Materials provided =>
** begin **
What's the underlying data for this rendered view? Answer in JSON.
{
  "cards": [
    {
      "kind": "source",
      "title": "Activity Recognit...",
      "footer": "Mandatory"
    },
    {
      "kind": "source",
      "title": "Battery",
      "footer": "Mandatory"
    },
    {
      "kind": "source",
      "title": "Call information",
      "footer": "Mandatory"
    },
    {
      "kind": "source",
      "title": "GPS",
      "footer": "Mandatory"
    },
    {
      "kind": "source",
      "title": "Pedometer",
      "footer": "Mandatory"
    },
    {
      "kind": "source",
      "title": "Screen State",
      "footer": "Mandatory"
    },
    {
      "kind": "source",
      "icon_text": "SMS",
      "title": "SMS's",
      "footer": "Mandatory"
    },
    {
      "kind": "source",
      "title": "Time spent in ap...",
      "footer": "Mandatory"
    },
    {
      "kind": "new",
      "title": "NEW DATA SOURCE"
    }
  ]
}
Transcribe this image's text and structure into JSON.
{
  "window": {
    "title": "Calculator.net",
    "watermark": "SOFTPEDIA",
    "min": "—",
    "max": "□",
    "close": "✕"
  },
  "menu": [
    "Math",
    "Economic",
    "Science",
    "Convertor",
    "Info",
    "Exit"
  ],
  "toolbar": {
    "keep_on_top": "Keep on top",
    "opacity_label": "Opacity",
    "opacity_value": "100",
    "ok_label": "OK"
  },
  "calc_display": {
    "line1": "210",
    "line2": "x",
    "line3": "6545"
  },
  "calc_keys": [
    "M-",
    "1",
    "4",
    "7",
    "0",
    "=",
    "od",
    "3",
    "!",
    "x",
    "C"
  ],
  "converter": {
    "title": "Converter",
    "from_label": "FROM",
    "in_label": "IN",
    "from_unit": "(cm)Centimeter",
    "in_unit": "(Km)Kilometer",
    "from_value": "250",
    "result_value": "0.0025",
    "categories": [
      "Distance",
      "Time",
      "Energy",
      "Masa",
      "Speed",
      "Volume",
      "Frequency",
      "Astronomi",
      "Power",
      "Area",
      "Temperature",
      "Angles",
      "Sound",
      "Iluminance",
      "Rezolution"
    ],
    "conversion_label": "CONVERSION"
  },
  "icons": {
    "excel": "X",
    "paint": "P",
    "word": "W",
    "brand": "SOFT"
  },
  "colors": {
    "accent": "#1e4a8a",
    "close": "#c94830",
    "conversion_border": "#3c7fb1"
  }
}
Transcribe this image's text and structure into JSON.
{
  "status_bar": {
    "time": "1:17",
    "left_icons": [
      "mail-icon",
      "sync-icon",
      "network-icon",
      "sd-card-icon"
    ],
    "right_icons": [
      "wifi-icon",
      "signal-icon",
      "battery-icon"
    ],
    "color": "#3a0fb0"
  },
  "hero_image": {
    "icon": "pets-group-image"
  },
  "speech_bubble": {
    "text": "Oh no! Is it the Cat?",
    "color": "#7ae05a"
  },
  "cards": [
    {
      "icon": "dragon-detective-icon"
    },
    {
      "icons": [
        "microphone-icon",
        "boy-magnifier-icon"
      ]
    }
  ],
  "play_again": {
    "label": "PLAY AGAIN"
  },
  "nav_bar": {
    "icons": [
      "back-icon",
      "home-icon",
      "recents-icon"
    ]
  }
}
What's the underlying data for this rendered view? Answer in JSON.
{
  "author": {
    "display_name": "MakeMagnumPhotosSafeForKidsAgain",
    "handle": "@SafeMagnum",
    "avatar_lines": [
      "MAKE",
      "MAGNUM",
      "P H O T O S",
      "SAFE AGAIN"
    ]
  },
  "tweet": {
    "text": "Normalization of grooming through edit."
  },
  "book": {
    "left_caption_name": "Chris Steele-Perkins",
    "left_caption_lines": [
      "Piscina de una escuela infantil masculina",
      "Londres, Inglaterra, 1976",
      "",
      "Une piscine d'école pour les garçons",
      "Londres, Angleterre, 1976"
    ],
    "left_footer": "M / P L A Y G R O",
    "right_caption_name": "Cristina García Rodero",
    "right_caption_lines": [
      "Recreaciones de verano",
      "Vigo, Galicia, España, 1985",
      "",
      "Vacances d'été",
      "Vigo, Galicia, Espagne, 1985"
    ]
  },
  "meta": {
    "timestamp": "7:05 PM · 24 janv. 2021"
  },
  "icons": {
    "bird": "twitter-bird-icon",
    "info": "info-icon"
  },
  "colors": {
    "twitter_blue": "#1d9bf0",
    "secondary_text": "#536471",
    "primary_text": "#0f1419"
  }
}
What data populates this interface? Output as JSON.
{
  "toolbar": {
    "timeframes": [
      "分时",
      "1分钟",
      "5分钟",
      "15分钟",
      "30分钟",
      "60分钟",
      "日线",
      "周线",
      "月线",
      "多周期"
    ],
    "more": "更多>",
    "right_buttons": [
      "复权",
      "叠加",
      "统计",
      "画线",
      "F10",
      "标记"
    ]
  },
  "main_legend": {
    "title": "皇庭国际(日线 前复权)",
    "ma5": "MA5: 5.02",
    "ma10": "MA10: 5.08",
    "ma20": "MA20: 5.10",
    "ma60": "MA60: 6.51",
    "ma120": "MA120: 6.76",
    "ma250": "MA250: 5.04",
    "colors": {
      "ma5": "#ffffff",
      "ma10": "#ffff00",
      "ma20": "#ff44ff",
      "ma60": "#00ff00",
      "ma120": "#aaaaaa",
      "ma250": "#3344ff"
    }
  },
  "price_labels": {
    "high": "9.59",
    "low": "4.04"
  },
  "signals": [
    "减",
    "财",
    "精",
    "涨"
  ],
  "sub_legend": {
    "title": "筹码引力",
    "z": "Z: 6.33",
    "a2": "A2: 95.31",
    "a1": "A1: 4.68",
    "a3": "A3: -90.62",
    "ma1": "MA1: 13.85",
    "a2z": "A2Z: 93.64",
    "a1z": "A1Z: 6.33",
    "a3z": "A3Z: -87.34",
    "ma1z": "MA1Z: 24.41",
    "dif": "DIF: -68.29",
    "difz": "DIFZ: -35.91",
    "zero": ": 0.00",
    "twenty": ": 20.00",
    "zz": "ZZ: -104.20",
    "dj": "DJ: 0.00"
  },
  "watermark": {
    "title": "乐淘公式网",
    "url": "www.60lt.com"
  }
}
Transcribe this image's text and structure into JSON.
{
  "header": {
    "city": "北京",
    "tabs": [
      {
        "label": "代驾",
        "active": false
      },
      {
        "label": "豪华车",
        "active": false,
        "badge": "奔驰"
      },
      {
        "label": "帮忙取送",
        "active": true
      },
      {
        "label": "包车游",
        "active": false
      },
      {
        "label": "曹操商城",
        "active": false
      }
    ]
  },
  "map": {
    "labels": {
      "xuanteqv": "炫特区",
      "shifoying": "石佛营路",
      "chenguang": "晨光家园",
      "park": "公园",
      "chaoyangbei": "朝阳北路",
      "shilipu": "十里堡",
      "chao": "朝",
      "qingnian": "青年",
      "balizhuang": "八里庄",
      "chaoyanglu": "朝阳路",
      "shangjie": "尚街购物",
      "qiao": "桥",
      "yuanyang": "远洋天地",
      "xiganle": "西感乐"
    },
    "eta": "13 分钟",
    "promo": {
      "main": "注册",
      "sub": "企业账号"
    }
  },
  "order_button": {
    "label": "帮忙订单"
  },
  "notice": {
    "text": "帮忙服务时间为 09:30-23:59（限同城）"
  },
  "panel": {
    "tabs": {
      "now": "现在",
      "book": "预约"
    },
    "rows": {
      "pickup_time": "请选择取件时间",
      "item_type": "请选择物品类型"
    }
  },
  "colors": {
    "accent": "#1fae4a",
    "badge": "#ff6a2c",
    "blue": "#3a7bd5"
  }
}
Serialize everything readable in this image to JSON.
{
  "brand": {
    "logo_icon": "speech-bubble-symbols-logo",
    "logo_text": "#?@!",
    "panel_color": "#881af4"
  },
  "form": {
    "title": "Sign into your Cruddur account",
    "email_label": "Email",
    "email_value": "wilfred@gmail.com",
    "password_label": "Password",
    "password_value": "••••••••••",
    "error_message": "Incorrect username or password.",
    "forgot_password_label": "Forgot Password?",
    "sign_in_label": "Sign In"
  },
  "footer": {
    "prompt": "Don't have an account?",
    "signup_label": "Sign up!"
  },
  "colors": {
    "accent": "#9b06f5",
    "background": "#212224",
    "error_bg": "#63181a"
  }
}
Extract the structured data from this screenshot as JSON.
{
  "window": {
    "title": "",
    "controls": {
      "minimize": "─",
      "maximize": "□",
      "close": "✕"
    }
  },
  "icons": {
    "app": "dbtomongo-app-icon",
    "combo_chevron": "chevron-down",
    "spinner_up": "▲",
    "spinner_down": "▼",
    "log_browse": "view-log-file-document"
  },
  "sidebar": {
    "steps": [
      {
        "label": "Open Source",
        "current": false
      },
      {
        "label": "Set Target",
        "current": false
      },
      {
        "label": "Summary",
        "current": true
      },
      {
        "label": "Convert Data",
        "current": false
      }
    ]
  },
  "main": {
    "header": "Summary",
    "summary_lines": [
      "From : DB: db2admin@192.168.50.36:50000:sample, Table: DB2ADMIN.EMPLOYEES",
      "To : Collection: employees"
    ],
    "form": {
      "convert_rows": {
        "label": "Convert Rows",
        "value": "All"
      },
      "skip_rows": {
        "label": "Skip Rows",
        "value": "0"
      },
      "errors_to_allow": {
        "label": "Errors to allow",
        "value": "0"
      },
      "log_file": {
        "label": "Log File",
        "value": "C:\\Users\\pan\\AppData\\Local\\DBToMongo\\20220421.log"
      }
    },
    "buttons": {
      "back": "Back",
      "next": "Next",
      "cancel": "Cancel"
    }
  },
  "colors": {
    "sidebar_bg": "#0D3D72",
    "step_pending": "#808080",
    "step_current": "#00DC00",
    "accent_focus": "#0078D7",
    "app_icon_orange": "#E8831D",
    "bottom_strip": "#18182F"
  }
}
** end **
Search the entries for the word "Londres" and copy every line that has it.

Exercise response =>
      "Londres, Inglaterra, 1976",
      "Londres, Angleterre, 1976"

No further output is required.